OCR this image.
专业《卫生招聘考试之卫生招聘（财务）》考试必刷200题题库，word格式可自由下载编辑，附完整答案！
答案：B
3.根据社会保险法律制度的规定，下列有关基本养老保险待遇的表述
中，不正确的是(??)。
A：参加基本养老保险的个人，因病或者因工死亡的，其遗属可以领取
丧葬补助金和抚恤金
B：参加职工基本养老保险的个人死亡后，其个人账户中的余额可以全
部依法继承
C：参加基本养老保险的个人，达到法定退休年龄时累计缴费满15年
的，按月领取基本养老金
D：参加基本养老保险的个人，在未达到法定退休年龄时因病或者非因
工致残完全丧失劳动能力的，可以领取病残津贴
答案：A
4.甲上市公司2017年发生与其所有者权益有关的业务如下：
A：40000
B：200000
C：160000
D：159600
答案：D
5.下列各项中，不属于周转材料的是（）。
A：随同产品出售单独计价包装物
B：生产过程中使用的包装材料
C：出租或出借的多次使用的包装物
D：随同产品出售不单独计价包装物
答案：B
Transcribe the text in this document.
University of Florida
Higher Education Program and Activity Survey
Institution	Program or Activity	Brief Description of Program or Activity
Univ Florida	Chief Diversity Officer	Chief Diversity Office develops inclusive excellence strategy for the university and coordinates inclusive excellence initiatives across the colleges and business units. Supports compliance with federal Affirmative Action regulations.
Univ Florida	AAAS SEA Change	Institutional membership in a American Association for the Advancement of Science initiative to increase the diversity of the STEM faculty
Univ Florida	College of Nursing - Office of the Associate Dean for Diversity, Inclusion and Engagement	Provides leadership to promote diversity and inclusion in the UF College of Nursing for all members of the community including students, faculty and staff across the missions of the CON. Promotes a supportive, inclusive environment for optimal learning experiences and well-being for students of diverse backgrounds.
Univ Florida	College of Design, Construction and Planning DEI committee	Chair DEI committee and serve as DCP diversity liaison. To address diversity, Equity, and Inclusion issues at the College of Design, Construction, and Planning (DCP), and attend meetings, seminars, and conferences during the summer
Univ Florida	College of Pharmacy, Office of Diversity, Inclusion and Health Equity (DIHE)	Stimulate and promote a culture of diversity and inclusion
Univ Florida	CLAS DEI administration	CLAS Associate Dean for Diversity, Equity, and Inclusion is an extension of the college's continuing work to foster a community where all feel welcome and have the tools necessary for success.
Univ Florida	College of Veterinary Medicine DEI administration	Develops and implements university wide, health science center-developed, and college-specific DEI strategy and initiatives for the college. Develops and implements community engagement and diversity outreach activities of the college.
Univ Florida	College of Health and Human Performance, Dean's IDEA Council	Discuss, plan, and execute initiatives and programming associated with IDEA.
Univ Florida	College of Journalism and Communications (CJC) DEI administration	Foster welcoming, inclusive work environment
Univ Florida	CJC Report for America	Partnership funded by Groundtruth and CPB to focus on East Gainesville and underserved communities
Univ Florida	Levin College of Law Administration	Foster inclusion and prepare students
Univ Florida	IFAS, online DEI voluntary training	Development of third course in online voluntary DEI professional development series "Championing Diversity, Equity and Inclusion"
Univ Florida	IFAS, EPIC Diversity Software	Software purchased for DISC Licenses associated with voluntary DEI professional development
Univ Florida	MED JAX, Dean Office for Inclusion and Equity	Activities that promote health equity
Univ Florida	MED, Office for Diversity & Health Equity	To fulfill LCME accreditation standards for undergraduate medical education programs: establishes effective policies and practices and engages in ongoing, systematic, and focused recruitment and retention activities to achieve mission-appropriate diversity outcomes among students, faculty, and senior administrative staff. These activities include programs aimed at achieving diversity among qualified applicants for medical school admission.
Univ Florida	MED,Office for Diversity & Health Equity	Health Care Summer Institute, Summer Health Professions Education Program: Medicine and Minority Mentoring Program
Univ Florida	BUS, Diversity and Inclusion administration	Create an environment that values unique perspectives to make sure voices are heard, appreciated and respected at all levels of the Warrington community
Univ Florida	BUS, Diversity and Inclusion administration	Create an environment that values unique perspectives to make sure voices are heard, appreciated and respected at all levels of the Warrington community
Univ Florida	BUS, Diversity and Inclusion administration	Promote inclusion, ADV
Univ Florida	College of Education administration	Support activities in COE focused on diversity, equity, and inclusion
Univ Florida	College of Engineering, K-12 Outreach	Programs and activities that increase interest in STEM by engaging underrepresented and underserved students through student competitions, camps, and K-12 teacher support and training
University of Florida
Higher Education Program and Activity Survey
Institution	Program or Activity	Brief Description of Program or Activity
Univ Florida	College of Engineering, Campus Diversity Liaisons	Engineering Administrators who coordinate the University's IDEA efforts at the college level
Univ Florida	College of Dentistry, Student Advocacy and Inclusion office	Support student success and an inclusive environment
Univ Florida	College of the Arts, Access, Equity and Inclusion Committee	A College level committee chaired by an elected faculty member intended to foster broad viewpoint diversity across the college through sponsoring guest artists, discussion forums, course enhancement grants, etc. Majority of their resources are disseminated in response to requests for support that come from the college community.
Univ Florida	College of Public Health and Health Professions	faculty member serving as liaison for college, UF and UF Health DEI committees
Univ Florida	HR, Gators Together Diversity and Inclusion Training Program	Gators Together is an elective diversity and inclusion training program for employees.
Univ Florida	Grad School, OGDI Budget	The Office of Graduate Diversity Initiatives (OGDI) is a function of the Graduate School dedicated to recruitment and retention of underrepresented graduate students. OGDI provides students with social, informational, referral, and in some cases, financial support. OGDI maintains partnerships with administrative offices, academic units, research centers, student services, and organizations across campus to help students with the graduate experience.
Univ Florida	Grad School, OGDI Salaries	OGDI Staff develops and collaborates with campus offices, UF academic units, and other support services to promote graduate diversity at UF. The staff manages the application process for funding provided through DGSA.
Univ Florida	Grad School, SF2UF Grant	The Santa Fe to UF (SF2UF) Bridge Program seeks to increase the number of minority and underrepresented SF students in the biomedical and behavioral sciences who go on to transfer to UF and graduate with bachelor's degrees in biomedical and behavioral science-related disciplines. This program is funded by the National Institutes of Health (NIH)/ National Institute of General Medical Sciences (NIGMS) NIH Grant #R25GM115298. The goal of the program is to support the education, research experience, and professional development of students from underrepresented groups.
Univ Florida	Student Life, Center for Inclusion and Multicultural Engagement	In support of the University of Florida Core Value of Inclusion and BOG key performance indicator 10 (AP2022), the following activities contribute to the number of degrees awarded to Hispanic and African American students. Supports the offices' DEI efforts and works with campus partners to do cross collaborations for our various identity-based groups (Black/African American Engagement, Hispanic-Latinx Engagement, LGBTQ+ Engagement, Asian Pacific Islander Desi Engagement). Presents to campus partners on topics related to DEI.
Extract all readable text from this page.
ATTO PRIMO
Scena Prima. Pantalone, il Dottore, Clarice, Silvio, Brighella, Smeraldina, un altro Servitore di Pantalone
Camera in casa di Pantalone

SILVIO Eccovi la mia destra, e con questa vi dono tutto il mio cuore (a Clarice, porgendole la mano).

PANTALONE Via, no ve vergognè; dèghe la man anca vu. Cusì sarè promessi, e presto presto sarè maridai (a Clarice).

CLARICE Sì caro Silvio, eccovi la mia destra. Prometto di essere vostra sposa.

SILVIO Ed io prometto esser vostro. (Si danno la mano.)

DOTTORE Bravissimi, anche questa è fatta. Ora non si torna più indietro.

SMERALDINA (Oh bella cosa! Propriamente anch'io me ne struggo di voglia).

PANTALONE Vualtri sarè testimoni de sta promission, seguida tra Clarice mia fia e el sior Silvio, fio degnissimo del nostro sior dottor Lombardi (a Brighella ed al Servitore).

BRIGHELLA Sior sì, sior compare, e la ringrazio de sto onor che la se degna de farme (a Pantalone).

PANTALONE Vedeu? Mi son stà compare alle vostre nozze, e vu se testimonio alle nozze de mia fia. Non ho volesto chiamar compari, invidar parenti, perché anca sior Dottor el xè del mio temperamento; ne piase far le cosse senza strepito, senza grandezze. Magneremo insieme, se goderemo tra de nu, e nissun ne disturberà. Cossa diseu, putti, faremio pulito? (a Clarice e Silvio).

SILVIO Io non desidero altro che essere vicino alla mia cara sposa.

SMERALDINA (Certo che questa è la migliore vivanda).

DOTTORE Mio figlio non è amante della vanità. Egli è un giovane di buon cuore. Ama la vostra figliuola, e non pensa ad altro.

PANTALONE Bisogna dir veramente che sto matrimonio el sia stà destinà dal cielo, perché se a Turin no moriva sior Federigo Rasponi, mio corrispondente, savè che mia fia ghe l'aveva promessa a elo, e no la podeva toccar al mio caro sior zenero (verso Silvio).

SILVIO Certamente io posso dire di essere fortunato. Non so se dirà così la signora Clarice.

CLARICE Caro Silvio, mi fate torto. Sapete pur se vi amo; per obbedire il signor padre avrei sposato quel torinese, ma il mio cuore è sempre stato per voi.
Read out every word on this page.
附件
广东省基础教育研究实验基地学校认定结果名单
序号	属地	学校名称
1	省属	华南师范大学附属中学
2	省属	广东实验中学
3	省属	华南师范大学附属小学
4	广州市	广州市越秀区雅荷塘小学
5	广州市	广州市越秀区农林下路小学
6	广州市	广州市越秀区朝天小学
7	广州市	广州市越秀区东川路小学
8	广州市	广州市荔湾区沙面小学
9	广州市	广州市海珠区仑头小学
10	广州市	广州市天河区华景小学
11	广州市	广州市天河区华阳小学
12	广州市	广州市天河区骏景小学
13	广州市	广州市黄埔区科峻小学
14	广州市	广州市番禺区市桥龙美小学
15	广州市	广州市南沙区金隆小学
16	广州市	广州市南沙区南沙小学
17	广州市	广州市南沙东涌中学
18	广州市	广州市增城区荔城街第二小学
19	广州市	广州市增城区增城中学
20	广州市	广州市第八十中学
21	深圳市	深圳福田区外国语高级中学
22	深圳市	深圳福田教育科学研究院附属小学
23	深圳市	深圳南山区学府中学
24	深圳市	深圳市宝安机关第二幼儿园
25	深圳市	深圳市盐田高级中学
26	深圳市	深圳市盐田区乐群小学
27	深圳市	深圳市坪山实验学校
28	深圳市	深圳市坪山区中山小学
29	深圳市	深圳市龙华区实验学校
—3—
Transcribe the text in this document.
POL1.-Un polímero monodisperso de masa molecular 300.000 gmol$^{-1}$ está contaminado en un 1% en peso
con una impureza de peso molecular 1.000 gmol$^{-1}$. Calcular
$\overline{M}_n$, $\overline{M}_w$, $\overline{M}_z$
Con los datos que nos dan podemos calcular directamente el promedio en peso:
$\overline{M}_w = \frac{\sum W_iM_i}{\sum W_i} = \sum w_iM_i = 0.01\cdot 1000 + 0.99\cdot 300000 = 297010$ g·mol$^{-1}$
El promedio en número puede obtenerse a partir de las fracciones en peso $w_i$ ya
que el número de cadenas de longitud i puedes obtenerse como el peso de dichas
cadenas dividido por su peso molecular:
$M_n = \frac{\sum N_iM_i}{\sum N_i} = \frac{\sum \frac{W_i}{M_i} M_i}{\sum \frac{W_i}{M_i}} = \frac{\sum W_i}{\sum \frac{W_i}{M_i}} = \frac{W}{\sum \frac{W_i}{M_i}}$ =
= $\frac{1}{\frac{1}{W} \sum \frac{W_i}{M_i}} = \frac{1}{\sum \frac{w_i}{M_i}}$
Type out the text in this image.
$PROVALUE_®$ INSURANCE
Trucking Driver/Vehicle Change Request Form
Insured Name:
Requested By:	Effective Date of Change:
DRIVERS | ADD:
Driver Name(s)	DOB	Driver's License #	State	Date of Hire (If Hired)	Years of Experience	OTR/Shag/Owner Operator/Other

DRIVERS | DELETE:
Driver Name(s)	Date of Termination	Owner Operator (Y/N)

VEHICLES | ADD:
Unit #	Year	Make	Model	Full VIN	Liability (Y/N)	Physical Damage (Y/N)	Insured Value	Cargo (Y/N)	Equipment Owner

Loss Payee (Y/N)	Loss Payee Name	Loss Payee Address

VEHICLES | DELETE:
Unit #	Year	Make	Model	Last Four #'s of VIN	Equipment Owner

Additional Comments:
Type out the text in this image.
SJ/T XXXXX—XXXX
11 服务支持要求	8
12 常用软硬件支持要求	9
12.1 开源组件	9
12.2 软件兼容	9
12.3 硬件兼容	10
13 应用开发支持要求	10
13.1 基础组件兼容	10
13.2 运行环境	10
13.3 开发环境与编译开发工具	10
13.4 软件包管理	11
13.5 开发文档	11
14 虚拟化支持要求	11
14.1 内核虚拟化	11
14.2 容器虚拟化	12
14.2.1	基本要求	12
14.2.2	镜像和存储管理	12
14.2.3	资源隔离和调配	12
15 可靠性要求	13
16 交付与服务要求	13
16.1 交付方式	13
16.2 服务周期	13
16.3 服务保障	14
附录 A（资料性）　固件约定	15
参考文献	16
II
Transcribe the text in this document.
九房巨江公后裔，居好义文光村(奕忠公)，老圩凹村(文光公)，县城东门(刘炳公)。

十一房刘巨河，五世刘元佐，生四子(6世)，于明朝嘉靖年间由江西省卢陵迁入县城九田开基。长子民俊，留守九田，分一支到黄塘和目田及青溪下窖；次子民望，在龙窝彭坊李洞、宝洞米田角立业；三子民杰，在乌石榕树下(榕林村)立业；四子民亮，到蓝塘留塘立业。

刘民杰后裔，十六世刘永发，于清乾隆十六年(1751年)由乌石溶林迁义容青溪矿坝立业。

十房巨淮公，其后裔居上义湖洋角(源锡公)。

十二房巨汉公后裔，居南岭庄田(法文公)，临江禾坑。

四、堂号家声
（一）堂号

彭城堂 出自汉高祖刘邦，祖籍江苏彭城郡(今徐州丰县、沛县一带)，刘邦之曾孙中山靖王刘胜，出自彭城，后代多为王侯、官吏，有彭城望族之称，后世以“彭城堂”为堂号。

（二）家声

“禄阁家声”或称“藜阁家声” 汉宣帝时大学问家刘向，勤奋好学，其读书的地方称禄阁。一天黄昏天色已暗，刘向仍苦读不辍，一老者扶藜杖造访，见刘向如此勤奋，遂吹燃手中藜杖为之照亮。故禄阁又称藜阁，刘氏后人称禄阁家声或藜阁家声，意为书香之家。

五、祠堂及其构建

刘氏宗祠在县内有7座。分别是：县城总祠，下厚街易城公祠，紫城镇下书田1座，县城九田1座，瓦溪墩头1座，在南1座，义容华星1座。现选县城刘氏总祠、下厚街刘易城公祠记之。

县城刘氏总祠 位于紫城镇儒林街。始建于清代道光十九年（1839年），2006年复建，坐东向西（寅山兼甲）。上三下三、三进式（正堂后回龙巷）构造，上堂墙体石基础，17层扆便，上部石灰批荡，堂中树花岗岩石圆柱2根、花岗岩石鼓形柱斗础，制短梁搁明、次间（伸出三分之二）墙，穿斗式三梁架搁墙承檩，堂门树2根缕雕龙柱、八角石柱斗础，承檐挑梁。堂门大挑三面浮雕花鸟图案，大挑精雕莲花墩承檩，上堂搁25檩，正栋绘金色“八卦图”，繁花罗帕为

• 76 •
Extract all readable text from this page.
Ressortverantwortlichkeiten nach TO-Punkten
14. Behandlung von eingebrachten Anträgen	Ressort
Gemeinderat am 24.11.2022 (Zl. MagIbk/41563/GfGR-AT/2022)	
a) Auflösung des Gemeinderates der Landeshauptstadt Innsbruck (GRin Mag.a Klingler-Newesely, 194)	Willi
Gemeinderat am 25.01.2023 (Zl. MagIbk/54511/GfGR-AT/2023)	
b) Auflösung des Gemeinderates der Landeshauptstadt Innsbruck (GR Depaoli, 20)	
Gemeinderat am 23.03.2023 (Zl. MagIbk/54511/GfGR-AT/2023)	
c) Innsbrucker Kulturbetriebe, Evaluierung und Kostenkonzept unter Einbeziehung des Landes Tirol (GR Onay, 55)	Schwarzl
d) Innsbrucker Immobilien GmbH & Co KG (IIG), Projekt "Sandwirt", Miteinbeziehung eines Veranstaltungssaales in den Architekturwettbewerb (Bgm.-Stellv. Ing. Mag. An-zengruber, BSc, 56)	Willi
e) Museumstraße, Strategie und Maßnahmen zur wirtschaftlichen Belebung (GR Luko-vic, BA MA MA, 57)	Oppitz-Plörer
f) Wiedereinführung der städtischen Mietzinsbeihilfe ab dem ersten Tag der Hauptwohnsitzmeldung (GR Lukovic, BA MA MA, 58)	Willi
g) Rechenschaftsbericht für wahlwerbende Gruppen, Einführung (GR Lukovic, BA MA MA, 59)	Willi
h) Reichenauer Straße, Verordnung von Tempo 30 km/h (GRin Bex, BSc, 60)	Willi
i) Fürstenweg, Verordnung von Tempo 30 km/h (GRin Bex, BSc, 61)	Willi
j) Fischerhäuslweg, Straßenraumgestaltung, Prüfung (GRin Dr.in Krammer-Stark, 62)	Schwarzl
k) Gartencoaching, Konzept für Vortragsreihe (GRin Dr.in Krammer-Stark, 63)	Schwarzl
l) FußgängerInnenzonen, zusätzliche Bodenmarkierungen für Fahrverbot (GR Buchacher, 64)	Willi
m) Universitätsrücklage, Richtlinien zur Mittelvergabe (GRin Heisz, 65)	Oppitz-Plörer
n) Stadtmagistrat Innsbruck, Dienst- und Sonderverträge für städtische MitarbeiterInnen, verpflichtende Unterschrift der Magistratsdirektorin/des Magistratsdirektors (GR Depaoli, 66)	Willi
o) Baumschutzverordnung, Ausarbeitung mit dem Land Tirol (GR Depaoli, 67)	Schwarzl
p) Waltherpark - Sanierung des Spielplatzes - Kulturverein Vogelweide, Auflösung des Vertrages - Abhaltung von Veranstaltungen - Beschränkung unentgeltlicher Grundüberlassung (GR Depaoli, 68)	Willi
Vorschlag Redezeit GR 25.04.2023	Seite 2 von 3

§ **TASK OBJECTIVE**
Using the records above, select and copy every line that has the word "IFAS".

§ **RESPONSE**
Univ Florida	IFAS, online DEI voluntary training	Development of third course in online voluntary DEI professional development series "Championing Diversity, Equity and Inclusion"
Univ Florida	IFAS, EPIC Diversity Software	Software purchased for DISC Licenses associated with voluntary DEI professional development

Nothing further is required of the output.